━━━━━ Data for processing

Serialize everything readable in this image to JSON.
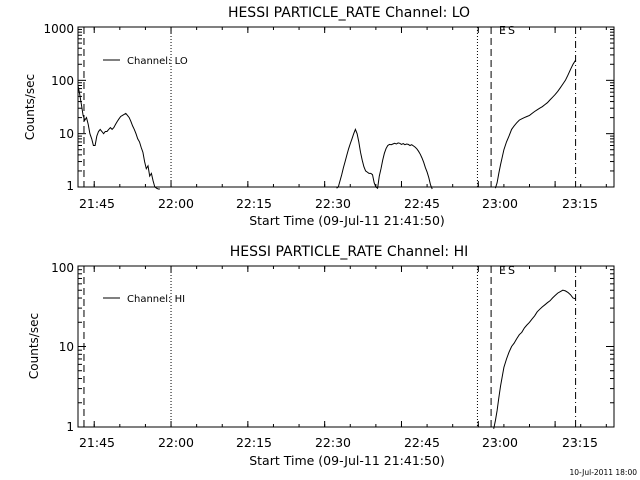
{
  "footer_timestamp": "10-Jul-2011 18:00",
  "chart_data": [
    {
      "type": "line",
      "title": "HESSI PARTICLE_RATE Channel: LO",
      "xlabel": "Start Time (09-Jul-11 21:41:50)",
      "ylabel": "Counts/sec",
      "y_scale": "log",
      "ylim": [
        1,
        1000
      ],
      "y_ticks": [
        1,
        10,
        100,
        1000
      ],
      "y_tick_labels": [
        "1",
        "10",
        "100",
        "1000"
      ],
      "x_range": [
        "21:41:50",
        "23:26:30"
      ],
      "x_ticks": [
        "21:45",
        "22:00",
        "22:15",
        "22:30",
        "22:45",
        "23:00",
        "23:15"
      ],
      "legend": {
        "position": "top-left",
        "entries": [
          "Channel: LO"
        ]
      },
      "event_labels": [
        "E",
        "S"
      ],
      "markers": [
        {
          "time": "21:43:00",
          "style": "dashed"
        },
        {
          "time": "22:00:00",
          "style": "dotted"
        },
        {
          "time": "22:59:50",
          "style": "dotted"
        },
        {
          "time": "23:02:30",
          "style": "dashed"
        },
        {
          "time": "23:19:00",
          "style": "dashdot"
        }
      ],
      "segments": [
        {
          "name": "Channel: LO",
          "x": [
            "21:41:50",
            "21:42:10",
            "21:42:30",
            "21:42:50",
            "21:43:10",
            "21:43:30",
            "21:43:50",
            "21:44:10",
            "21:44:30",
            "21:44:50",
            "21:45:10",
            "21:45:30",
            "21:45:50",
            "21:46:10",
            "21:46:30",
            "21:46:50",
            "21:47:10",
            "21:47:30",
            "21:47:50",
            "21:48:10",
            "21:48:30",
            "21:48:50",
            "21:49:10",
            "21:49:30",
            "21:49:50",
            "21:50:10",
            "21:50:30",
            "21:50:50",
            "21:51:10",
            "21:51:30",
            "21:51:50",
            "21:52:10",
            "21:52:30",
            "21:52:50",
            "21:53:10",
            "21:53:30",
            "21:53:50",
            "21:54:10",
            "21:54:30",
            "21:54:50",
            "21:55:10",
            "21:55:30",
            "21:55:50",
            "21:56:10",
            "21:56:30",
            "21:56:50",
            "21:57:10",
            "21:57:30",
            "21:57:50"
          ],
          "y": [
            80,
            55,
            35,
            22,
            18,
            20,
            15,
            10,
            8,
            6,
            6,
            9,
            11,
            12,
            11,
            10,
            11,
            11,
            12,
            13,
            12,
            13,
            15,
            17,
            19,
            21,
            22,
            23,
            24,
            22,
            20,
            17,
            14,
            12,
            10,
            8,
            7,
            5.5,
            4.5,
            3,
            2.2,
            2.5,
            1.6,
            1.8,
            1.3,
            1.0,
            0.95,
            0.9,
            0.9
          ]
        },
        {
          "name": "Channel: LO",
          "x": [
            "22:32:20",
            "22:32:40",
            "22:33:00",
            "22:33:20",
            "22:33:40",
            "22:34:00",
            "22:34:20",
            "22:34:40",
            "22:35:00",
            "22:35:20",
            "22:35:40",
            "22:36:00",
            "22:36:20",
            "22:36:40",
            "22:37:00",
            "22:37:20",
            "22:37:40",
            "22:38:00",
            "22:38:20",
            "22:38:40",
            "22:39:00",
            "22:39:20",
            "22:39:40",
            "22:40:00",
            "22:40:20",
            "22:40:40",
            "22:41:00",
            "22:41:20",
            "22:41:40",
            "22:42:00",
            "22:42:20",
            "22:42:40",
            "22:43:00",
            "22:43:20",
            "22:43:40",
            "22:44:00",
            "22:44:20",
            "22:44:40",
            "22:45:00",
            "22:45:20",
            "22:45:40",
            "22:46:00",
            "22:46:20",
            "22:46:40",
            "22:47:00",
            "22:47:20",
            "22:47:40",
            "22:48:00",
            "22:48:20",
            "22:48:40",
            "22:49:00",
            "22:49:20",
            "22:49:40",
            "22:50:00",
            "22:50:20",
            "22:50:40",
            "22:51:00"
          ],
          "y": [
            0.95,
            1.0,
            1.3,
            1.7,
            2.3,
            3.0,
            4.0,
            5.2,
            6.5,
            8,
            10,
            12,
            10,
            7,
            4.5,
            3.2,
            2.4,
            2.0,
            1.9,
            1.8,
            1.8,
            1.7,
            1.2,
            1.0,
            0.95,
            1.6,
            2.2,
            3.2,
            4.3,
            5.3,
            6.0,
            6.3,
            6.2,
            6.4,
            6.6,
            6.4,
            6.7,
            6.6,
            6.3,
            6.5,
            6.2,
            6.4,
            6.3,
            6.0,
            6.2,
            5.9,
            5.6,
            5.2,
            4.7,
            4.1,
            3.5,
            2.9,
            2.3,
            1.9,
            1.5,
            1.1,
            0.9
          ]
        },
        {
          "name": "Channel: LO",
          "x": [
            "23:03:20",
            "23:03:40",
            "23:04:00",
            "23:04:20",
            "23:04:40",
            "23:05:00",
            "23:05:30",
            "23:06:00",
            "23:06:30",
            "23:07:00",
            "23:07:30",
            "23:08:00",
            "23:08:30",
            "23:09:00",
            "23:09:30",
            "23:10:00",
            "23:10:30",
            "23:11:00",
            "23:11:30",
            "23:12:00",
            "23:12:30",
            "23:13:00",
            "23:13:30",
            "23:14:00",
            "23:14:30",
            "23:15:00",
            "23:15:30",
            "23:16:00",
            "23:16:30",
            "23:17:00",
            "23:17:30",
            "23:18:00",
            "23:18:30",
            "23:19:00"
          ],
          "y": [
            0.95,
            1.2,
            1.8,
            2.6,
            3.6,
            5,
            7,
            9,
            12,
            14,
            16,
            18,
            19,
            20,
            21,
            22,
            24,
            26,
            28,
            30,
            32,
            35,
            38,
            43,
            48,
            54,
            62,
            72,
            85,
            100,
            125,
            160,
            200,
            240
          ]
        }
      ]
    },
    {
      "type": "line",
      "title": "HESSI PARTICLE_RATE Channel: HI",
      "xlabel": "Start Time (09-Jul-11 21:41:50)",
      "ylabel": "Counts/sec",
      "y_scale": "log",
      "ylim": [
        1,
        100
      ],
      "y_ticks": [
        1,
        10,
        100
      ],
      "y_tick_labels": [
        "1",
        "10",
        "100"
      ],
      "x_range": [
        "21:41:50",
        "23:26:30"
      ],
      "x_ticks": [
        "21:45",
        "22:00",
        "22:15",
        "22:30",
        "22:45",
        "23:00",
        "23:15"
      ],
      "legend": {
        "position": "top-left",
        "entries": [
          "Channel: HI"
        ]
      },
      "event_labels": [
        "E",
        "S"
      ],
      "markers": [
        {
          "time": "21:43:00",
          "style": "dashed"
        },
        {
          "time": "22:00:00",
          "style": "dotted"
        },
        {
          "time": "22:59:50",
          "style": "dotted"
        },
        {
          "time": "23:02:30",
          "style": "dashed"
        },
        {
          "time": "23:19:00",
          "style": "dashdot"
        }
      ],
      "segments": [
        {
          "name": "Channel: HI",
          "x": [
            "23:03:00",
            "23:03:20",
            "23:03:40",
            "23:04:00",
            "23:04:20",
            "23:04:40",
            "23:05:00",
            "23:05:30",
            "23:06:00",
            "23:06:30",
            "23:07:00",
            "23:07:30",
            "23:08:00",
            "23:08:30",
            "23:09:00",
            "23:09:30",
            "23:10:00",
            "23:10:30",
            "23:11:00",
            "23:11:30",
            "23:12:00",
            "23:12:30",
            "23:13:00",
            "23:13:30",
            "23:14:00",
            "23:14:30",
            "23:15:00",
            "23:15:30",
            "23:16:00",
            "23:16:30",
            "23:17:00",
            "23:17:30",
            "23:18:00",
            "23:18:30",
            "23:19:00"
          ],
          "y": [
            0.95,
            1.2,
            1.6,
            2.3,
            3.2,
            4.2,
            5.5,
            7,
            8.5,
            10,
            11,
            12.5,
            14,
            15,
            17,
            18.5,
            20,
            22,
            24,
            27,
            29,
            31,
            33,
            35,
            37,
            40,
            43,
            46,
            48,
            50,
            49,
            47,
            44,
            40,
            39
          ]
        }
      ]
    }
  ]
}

━━━━━━━━━━
━━━━━ Data for processing

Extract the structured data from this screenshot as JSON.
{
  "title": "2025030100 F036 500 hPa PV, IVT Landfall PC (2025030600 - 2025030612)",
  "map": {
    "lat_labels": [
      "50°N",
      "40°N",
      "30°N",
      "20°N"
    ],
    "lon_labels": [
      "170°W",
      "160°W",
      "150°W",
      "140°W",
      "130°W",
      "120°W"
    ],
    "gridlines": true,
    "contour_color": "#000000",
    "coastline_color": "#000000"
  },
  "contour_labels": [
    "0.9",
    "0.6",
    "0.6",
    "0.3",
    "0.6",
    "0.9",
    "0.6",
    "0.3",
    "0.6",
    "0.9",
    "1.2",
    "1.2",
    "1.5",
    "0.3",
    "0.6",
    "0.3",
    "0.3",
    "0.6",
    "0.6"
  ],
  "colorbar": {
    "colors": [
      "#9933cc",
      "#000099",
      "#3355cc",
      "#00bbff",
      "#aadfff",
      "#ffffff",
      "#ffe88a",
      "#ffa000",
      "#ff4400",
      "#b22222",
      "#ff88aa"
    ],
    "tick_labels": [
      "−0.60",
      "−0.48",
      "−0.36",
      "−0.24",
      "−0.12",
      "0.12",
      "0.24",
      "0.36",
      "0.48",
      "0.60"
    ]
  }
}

━━━━━━━━━━

Problem statement: Count how many lines contain "HESSI" and give only that count.

Final answer: 2